- What to work on:
Print all of the data exactly.
* START Records for the task *
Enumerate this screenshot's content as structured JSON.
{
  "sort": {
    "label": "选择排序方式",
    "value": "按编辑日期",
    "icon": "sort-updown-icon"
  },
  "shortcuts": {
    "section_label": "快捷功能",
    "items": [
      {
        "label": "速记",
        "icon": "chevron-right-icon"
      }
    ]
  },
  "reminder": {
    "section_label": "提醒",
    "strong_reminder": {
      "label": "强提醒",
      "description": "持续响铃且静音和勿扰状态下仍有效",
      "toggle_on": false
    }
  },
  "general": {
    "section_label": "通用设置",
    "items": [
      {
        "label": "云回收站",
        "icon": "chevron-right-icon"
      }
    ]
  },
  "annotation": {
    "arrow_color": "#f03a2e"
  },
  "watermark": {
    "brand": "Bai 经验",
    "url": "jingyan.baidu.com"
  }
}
* END Records for the task *
- Full output:
Enumerate this screenshot's content as structured JSON.
{
  "sort": {
    "label": "选择排序方式",
    "value": "按编辑日期",
    "icon": "sort-updown-icon"
  },
  "shortcuts": {
    "section_label": "快捷功能",
    "items": [
      {
        "label": "速记",
        "icon": "chevron-right-icon"
      }
    ]
  },
  "reminder": {
    "section_label": "提醒",
    "strong_reminder": {
      "label": "强提醒",
      "description": "持续响铃且静音和勿扰状态下仍有效",
      "toggle_on": false
    }
  },
  "general": {
    "section_label": "通用设置",
    "items": [
      {
        "label": "云回收站",
        "icon": "chevron-right-icon"
      }
    ]
  },
  "annotation": {
    "arrow_color": "#f03a2e"
  },
  "watermark": {
    "brand": "Bai 经验",
    "url": "jingyan.baidu.com"
  }
}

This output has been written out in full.